● Условие задачи A: Перепиши строки из записей, начиная со строки с "auc-annotation: AUC = 0.73;" и до строки с "796, 1218, 817]" включительно. В них замени "Specificity" на "Специфичность", а всё остальное оставь как есть.

● Текст для чтения:
○ ○ ○ ○ ○ ○ ○
В ходе предварительного и судебного следствия были всесторонне исследованы все обстоятельства совершенного Хитрюком преступления — государственной измены в форме шпионажа, и они нашли подтверждение. Шпион полностью признал свою вину, подтвердил факт своей вербовки представителем спецслужбы Литовской Республики и выполнения ее заданий по сбору секретных сведений военного характера.
17 января 2008 года Калининградским областным судом Хитрюк был признан виновным в шпионаже в пользу Литвы и приговорен к лишению свободы сроком на семь лет шесть месяцев с отбыванием наказания в колонии строгого режима, лишен звания подполковника внутренней службы и государственной награды — медали «70 лет Вооруженных сил СССР».
Не избежал уголовного наказания и Мутный. Он был признан судом виновным в совершении преступления, предусмотренного ст. 283 УК РФ (разглашение государственной тайны), и приговорен к трем годам лишения свободы (условно) с назначением испытательного срока на три года. При избрании ему такой меры наказания судом учитывалось то, что Мутный активно способствовал разоблачению агента литовской разведки Хитрюка и искренне раскаялся в совершенном преступлении.
Итак, суд поставил последнюю точку в этом неординарном уголовном деле и судьбах самих шпионов. Теперь у них будет достаточно времени: у Хитрюка, чтобы на собственном опыте гораздо глубже познать все достоинства и недостатки системы исполнения наказания, а у Мутного — подумать как следует, чтобы, наконец, просветлеть.
«Отпуск» длиною в девять лет
Зима 2008 года на Дону не отличалась кротким норовом. Короткие оттепели сменялись почти сибирскими морозами. Леденящее дыхание далекой Арктики ощущалось не только в верховьях, а и в низовьях Дона. Казачья столица — Новочеркасск и административный центр — динамичный, многоликий и многоязычный Ростов-на-Дону были окутаны густой дымкой и напоминали собой сюрреалистические пейзажи с полотен знаменитого испанского художника Дали.
○ ○ ○ ○ ○ ○ ○
Записи набора данных о макетах:
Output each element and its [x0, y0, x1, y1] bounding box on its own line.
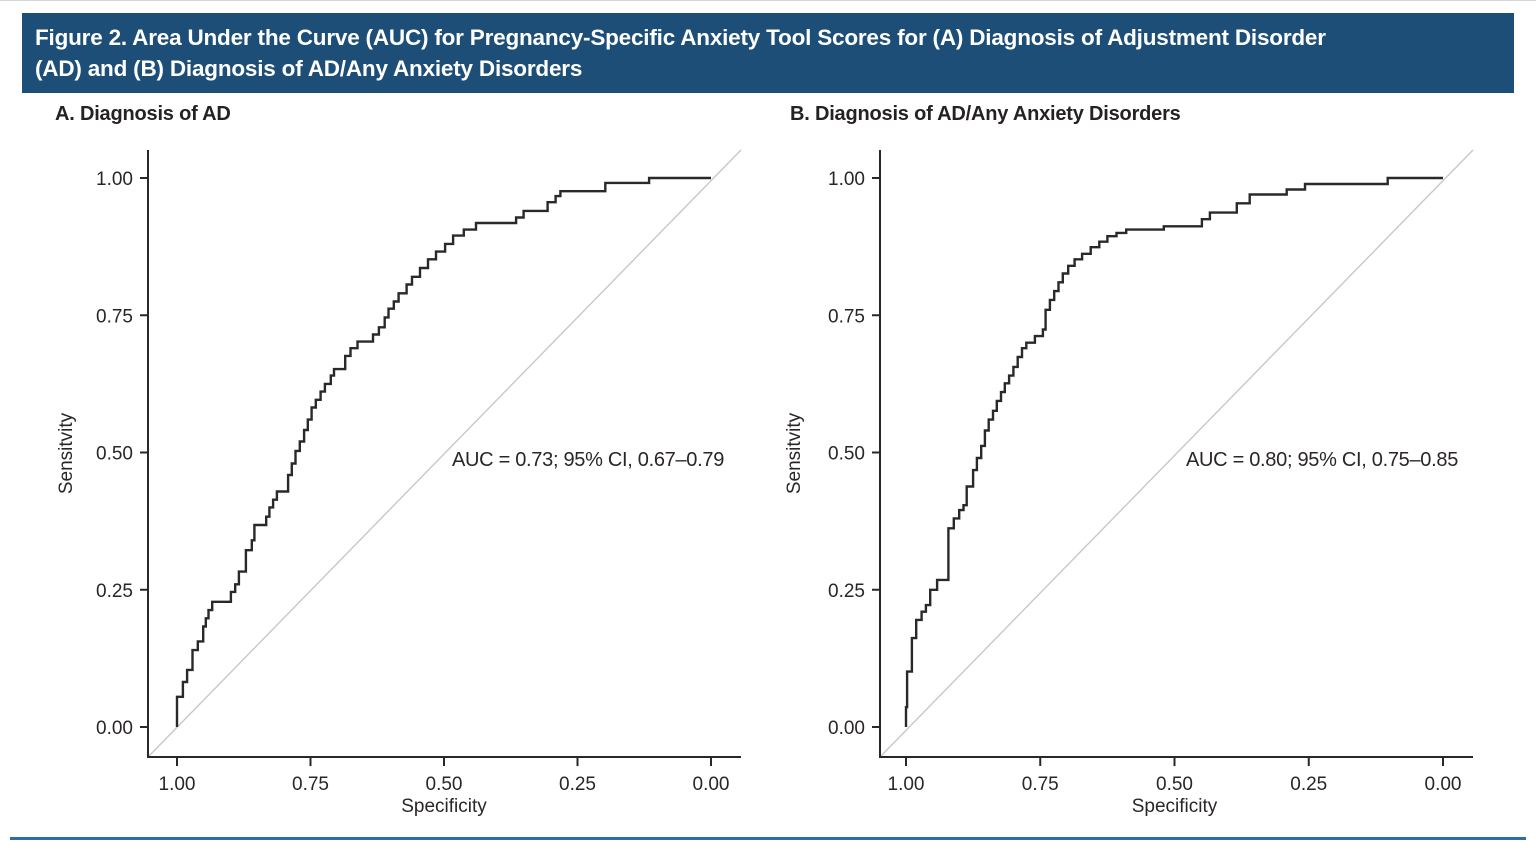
auc-annotation: AUC = 0.73; 95% CI, 0.67–0.79	[452, 449, 724, 471]
x-tick-label: 1.00	[159, 774, 196, 795]
y-tick-label: 0.75	[96, 306, 133, 327]
bottom-divider-rule	[10, 837, 1526, 840]
x-tick-label: 0.50	[1156, 774, 1193, 795]
x-tick-label: 0.75	[1022, 774, 1059, 795]
x-axis-title: Specificity	[1132, 796, 1218, 817]
y-tick-label: 0.00	[96, 718, 133, 739]
x-tick-label: 0.25	[1290, 774, 1327, 795]
x-axis-title: Specificity	[401, 796, 487, 817]
figure-header-bar: Figure 2. Area Under the Curve (AUC) for…	[22, 13, 1514, 93]
y-tick-label: 0.00	[828, 718, 865, 739]
y-tick-label: 0.25	[828, 581, 865, 602]
figure-title-line-1: Figure 2. Area Under the Curve (AUC) for…	[35, 25, 1326, 50]
reference-diagonal-line	[147, 149, 742, 758]
x-tick-label: 0.00	[693, 774, 730, 795]
panel-b-title: B. Diagnosis of AD/Any Anxiety Disorders	[790, 103, 1181, 125]
x-tick-label: 1.00	[888, 774, 925, 795]
x-tick-label: 0.50	[426, 774, 463, 795]
y-tick-label: 0.75	[828, 306, 865, 327]
y-tick-label: 1.00	[828, 169, 865, 190]
y-tick-label: 0.25	[96, 581, 133, 602]
reference-diagonal-line	[879, 149, 1474, 758]
x-tick-label: 0.00	[1425, 774, 1462, 795]
x-tick-label: 0.75	[292, 774, 329, 795]
x-tick-label: 0.25	[559, 774, 596, 795]
panel-a-title: A. Diagnosis of AD	[55, 103, 231, 125]
roc-chart-panel-b: 1.00 0.75 0.50 0.25 0.00 0.00 0.25 0.50 0.75 1.00…	[784, 149, 1474, 817]
auc-annotation: AUC = 0.80; 95% CI, 0.75–0.85	[1186, 449, 1458, 471]
top-border-line	[0, 0, 1536, 1]
roc-curve	[904, 176, 1443, 727]
y-axis-title: Sensitvity	[784, 412, 805, 494]
roc-curve	[175, 176, 711, 727]
figure-title-line-2: (AD) and (B) Diagnosis of AD/Any Anxiety…	[35, 56, 583, 81]
y-tick-label: 1.00	[96, 169, 133, 190]
y-tick-label: 0.50	[96, 444, 133, 465]
roc-chart-panel-a: 1.00 0.75 0.50 0.25 0.00 0.00 0.25 0.50 0.75 1.00…	[56, 149, 742, 817]
y-tick-label: 0.50	[828, 444, 865, 465]
y-axis-title: Sensitvity	[56, 412, 77, 494]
○ ○ ○ ○ ○ ○ ○
● Условие задачи B: Повтори слово в слово кусок текста о деле Хитрюка, начиная с "Итак, суд поставил" и до "чтобы, наконец, просветлеть." включительно.

● Правильный ответ A:
auc-annotation: AUC = 0.73; 95% CI, 0.67–0.79	[452, 449, 724, 471]
x-tick-label: 1.00	[159, 774, 196, 795]
y-tick-label: 0.75	[96, 306, 133, 327]
bottom-divider-rule	[10, 837, 1526, 840]
x-tick-label: 0.50	[1156, 774, 1193, 795]
x-tick-label: 0.75	[1022, 774, 1059, 795]
x-axis-title: Специфичность	[1132, 796, 1218, 817]

● Правильный ответ B:
Итак, суд поставил последнюю точку в этом неординарном уголовном деле и судьбах самих шпионов. Теперь у них будет достаточно времени: у Хитрюка, чтобы на собственном опыте гораздо глубже познать все достоинства и недостатки системы исполнения наказания, а у Мутного — подумать как следует, чтобы, наконец, просветлеть.